Resume the AWS Athena connection guide right after its last line and carry it forward.

§ **Selected extract**
— begin —
AWS Athena Connection

Jedify's Semantic Fusion™ platform seamlessly integrates with AWS Athena to bring natural language analytics to your Iceberg data lake. This enables processing millions of queries monthly on Iceberg tables while optimizing cost and performance through intelligent query planning.

Prerequisites

Before connecting Jedify to your Athena environment, ensure you have:

✅ AWS account with Athena enabled
✅ Iceberg tables registered in AWS Glue Data Catalog
✅ S3 bucket for Athena query results (staging directory)
✅ AWS credentials with appropriate permissions (see Required AWS Permissions)

Authentication Method

Jedify supports programmatic access via IAM Access Keys for connecting to your Athena environment. This approach aligns with AWS Athena best practices and provides a simple, secure, and auditable setup.

1. Create IAM Policy for S3 Data Lake Access

Create a custom IAM policy that allows read access to the S3 bucket(s) containing your Iceberg data.

Note: Bucket-level and object-level permissions must both be included. You may include multiple data lake buckets if needed.

{
  "Version": "2012-10-17",
  "Statement": [
    {
      "Effect": "Allow",
      "Action": ["s3:GetObject"],
      "Resource": ["arn:aws:s3:::your-data-lake-bucket/*"]
    },
    {
      "Effect": "Allow",
      "Action": ["s3:GetBucketLocation", "s3:ListBucket"],
      "Resource": ["arn:aws:s3:::your-data-lake-bucket"]
    }
  ]
}

2. Create IAM User with Programmatic Access

Go to AWS Console → IAM → Users → Add user
User name: jedify-athena-user
Select Programmatic access
Attach the following policies:
- AWSQuicksightAthenaAccess
- Custom S3 policy for data lake access (above)
- Custom S3 policy for query results bucket (below)
Create the user and save the Access Key ID and Secret Access Key

3. Create / Identify S3 Bucket for Athena Query Results

Athena requires a staging bucket for query results.

Create a new bucket (e.g. my-athena-results) or reuse an existing one
Ensure the bucket is in the same AWS region as Athena
Staging directory format:

s3://my-athena-results/jedify/

4. Update IAM Policy for Query Results Bucket

The managed policy AWSQuicksightAthenaAccess only covers buckets named:

arn:aws:s3:::aws-athena-query-results-*

If you use a custom bucket, add the following permissions:

{
  "Effect": "Allow",
  "Action": [
    "s3:GetBucketLocation",
    "s3:GetObject",
    "s3:ListBucket",
    "s3:ListBucketMultipartUploads",
    "s3:ListMultipartUploadParts",
    "s3:AbortMultipartUpload",
    "s3:CreateBucket",
    "s3:PutObject"
— end —
§ **Data excerpts**
— begin —
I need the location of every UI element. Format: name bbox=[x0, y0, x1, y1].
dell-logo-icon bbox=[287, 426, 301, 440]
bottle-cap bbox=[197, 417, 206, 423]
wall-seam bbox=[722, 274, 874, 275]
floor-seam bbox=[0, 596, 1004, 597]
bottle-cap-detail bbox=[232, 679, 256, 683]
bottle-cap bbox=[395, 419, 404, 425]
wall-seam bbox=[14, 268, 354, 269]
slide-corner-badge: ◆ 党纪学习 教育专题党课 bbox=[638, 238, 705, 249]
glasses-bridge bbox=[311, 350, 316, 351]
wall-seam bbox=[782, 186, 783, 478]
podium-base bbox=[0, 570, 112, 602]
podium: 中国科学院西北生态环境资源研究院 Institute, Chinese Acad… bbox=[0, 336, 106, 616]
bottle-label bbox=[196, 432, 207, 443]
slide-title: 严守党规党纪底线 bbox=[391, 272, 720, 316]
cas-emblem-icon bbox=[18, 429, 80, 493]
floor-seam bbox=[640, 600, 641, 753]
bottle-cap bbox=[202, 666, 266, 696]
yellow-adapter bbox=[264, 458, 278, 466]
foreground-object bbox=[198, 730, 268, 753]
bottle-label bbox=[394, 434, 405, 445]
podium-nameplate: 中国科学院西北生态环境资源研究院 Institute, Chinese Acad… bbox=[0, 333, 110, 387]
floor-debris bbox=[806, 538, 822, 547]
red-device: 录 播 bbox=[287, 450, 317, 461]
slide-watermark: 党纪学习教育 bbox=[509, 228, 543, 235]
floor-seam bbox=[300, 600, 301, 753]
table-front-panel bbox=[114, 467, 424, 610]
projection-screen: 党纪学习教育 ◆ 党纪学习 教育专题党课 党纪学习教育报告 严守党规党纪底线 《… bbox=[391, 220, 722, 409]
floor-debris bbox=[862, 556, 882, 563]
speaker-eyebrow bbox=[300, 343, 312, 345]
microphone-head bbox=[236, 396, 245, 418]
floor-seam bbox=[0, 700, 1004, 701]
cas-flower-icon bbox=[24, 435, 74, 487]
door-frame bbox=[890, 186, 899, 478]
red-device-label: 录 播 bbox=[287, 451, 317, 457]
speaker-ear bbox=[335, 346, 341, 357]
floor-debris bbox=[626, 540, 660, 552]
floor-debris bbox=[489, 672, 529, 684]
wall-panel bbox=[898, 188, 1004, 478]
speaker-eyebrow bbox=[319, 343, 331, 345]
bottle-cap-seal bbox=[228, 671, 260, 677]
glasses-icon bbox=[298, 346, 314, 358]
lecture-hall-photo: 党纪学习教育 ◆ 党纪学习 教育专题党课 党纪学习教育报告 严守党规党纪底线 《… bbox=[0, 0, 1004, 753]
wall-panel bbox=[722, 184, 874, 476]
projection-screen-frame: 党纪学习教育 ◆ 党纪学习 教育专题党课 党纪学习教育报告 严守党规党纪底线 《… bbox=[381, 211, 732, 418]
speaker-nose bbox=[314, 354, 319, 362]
— end —
§ **Written answer**
  ],
  "Resource": [
    "arn:aws:s3:::your-query-results-bucket",
    "arn:aws:s3:::your-query-results-bucket/*"
  ]
}

5. Add Glue Data Catalog Permissions

If your Athena tables are registered in AWS Glue (recommended), add:

{
  "Effect": "Allow",
  "Action": [
    "glue:GetDatabase",
    "glue:GetDatabases",
    "glue:GetTable",
    "glue:GetTables",
    "glue:GetPartition",
    "glue:GetPartitions"
  ],
  "Resource": "*"
}

Required AWS Permissions (Consolidated)

Jedify requires the following logical permission groups:

Athena

Start, monitor, and retrieve query results

S3 (Data Lake)

Read-only access to Iceberg table buckets

S3 (Query Results)

Read/write access to Athena staging bucket

AWS Glue

Read access to databases, tables, and partitions

Connection Configuration

Provide the following to Jedify:

Required

Parameter	Description	Example
AWS Region	Athena region	us-east-1
S3 Staging Directory	Athena query results path	s3://my-athena-results/jedify/

Authentication

IAM Access Keys

Access Key ID
Secret Access Key

Optional

Workgroup (default: primary)
Catalog Name (default: AwsDataCatalog)

Iceberg Tables in Jedify

Jedify automatically discovers:

Databases in Glue
Tables (Iceberg and non-Iceberg)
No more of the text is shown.